## What you need to do
Without the pictures, set down the records below word for word.

--- begin ---

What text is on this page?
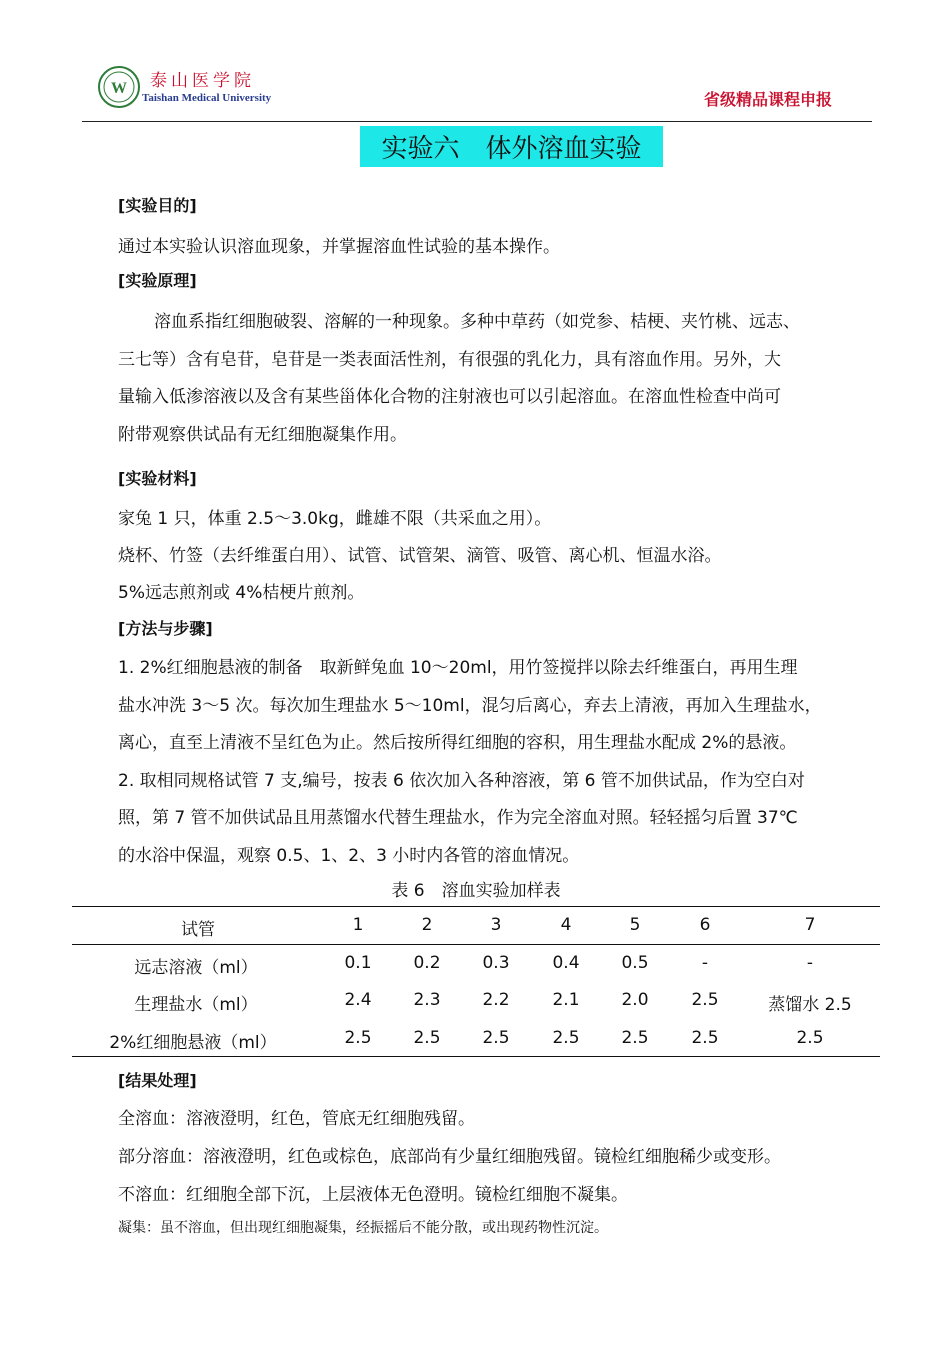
W 泰山医学院
Taishan Medical University	省级精品课程申报
实验六　体外溶血实验
[实验目的]
通过本实验认识溶血现象，并掌握溶血性试验的基本操作。
[实验原理]
溶血系指红细胞破裂、溶解的一种现象。多种中草药（如党参、桔梗、夹竹桃、远志、
三七等）含有皂苷，皂苷是一类表面活性剂，有很强的乳化力，具有溶血作用。另外，大
量输入低渗溶液以及含有某些甾体化合物的注射液也可以引起溶血。在溶血性检查中尚可
附带观察供试品有无红细胞凝集作用。
[实验材料]
家兔 1 只，体重 2.5～3.0kg，雌雄不限（共采血之用）。
烧杯、竹签（去纤维蛋白用）、试管、试管架、滴管、吸管、离心机、恒温水浴。
5%远志煎剂或 4%桔梗片煎剂。
[方法与步骤]
1. 2%红细胞悬液的制备　取新鲜兔血 10～20ml，用竹签搅拌以除去纤维蛋白，再用生理
盐水冲洗 3～5 次。每次加生理盐水 5～10ml，混匀后离心，弃去上清液，再加入生理盐水，
离心，直至上清液不呈红色为止。然后按所得红细胞的容积，用生理盐水配成 2%的悬液。
2. 取相同规格试管 7 支,编号，按表 6 依次加入各种溶液，第 6 管不加供试品，作为空白对
照，第 7 管不加供试品且用蒸馏水代替生理盐水，作为完全溶血对照。轻轻摇匀后置 37℃
的水浴中保温，观察 0.5、1、2、3 小时内各管的溶血情况。
表 6　溶血实验加样表
试管	1	2	3	4	5	6	7
远志溶液（ml）	0.1 0.2 0.3	0.4 0.5	-	-
生理盐水（ml）	2.4 2.3 2.2	2.1 2.0	2.5	蒸馏水 2.5
2%红细胞悬液（ml）	2.5 2.5 2.5	2.5 2.5	2.5	2.5
[结果处理]
全溶血：溶液澄明，红色，管底无红细胞残留。
部分溶血：溶液澄明，红色或棕色，底部尚有少量红细胞残留。镜检红细胞稀少或变形。
不溶血：红细胞全部下沉，上层液体无色澄明。镜检红细胞不凝集。
凝集：虽不溶血，但出现红细胞凝集，经振摇后不能分散，或出现药物性沉淀。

--- end ---

## Finished answer
What text is on this page?
W 泰山医学院
Taishan Medical University	省级精品课程申报
实验六　体外溶血实验
[实验目的]
通过本实验认识溶血现象，并掌握溶血性试验的基本操作。
[实验原理]
溶血系指红细胞破裂、溶解的一种现象。多种中草药（如党参、桔梗、夹竹桃、远志、
三七等）含有皂苷，皂苷是一类表面活性剂，有很强的乳化力，具有溶血作用。另外，大
量输入低渗溶液以及含有某些甾体化合物的注射液也可以引起溶血。在溶血性检查中尚可
附带观察供试品有无红细胞凝集作用。
[实验材料]
家兔 1 只，体重 2.5～3.0kg，雌雄不限（共采血之用）。
烧杯、竹签（去纤维蛋白用）、试管、试管架、滴管、吸管、离心机、恒温水浴。
5%远志煎剂或 4%桔梗片煎剂。
[方法与步骤]
1. 2%红细胞悬液的制备　取新鲜兔血 10～20ml，用竹签搅拌以除去纤维蛋白，再用生理
盐水冲洗 3～5 次。每次加生理盐水 5～10ml，混匀后离心，弃去上清液，再加入生理盐水，
离心，直至上清液不呈红色为止。然后按所得红细胞的容积，用生理盐水配成 2%的悬液。
2. 取相同规格试管 7 支,编号，按表 6 依次加入各种溶液，第 6 管不加供试品，作为空白对
照，第 7 管不加供试品且用蒸馏水代替生理盐水，作为完全溶血对照。轻轻摇匀后置 37℃
的水浴中保温，观察 0.5、1、2、3 小时内各管的溶血情况。
表 6　溶血实验加样表
试管	1	2	3	4	5	6	7
远志溶液（ml）	0.1 0.2 0.3	0.4 0.5	-	-
生理盐水（ml）	2.4 2.3 2.2	2.1 2.0	2.5	蒸馏水 2.5
2%红细胞悬液（ml）	2.5 2.5 2.5	2.5 2.5	2.5	2.5
[结果处理]
全溶血：溶液澄明，红色，管底无红细胞残留。
部分溶血：溶液澄明，红色或棕色，底部尚有少量红细胞残留。镜检红细胞稀少或变形。
不溶血：红细胞全部下沉，上层液体无色澄明。镜检红细胞不凝集。
凝集：虽不溶血，但出现红细胞凝集，经振摇后不能分散，或出现药物性沉淀。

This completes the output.